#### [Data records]
· · ·

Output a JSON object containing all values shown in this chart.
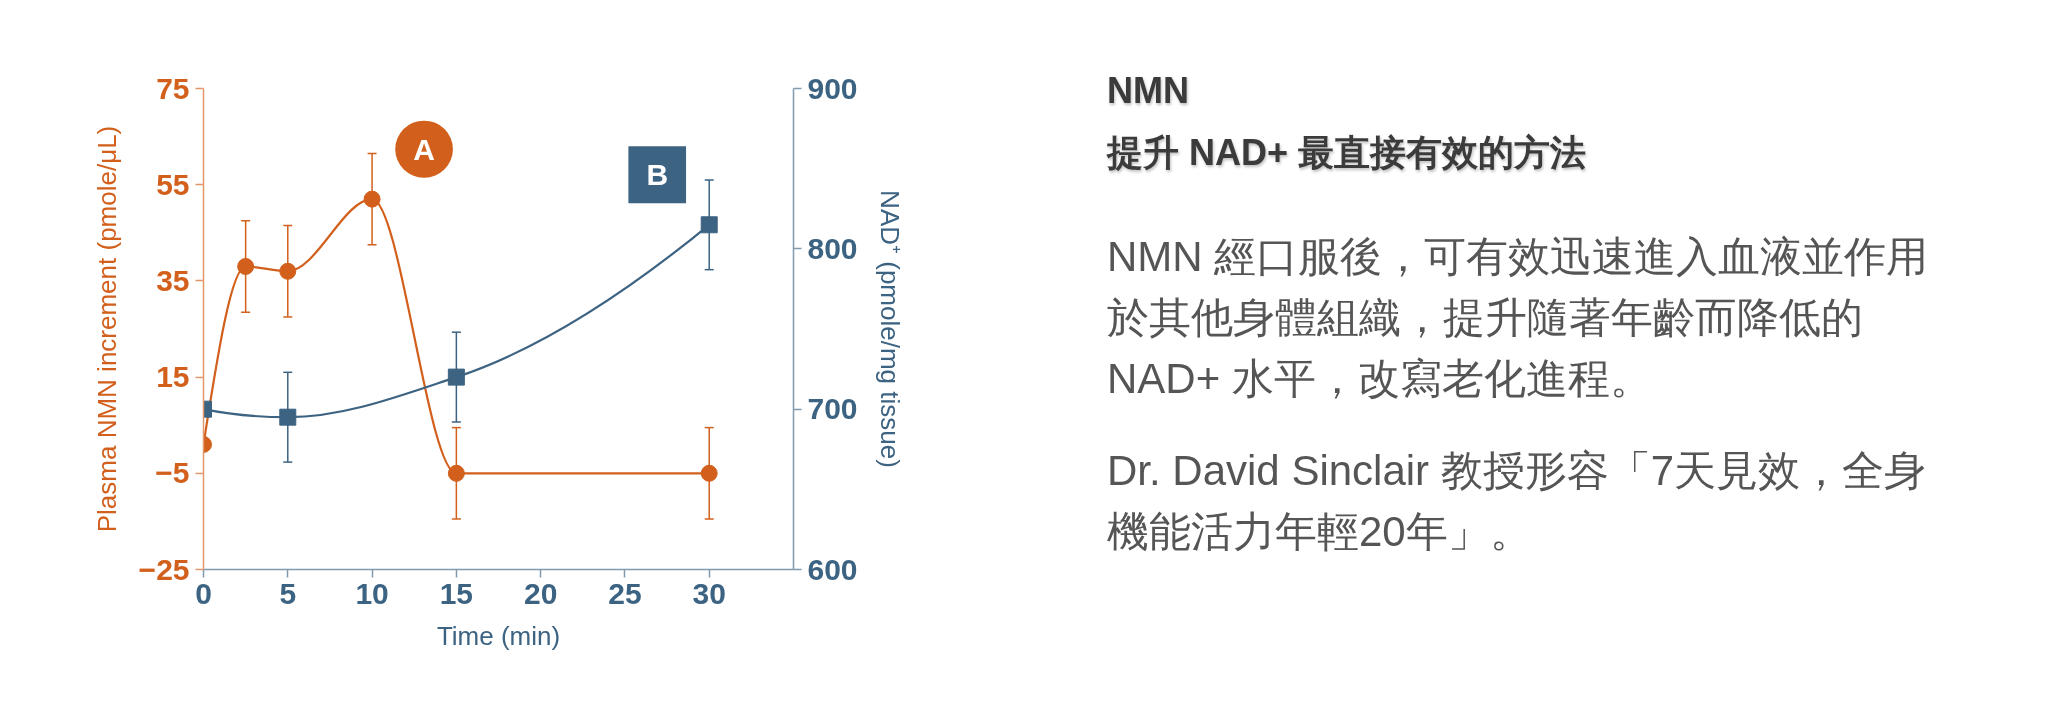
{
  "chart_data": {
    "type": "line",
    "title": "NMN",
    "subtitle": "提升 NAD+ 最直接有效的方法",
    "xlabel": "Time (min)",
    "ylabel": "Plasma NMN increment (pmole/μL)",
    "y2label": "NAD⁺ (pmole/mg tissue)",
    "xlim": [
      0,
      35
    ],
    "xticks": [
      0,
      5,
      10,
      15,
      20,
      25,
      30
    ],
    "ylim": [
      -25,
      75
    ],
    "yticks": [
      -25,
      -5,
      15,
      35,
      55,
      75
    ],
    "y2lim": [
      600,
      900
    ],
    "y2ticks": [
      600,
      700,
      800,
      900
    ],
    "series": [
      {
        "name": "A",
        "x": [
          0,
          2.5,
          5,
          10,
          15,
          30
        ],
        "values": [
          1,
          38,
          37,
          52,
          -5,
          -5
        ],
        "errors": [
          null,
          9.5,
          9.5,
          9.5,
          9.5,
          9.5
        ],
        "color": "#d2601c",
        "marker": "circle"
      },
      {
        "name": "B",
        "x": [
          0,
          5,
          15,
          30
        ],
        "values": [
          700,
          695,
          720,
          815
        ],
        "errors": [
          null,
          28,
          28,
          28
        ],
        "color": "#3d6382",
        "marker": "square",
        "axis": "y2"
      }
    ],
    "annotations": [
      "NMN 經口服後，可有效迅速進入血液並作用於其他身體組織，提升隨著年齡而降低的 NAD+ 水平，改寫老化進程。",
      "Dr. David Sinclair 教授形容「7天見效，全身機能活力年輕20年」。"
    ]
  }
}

· · ·

#### [Exercise details]
Quote the preceding listing precisely and completely, omitting its images.

#### [Answer below]
Output a JSON object containing all values shown in this chart.
{
  "chart_data": {
    "type": "line",
    "title": "NMN",
    "subtitle": "提升 NAD+ 最直接有效的方法",
    "xlabel": "Time (min)",
    "ylabel": "Plasma NMN increment (pmole/μL)",
    "y2label": "NAD⁺ (pmole/mg tissue)",
    "xlim": [
      0,
      35
    ],
    "xticks": [
      0,
      5,
      10,
      15,
      20,
      25,
      30
    ],
    "ylim": [
      -25,
      75
    ],
    "yticks": [
      -25,
      -5,
      15,
      35,
      55,
      75
    ],
    "y2lim": [
      600,
      900
    ],
    "y2ticks": [
      600,
      700,
      800,
      900
    ],
    "series": [
      {
        "name": "A",
        "x": [
          0,
          2.5,
          5,
          10,
          15,
          30
        ],
        "values": [
          1,
          38,
          37,
          52,
          -5,
          -5
        ],
        "errors": [
          null,
          9.5,
          9.5,
          9.5,
          9.5,
          9.5
        ],
        "color": "#d2601c",
        "marker": "circle"
      },
      {
        "name": "B",
        "x": [
          0,
          5,
          15,
          30
        ],
        "values": [
          700,
          695,
          720,
          815
        ],
        "errors": [
          null,
          28,
          28,
          28
        ],
        "color": "#3d6382",
        "marker": "square",
        "axis": "y2"
      }
    ],
    "annotations": [
      "NMN 經口服後，可有效迅速進入血液並作用於其他身體組織，提升隨著年齡而降低的 NAD+ 水平，改寫老化進程。",
      "Dr. David Sinclair 教授形容「7天見效，全身機能活力年輕20年」。"
    ]
  }
}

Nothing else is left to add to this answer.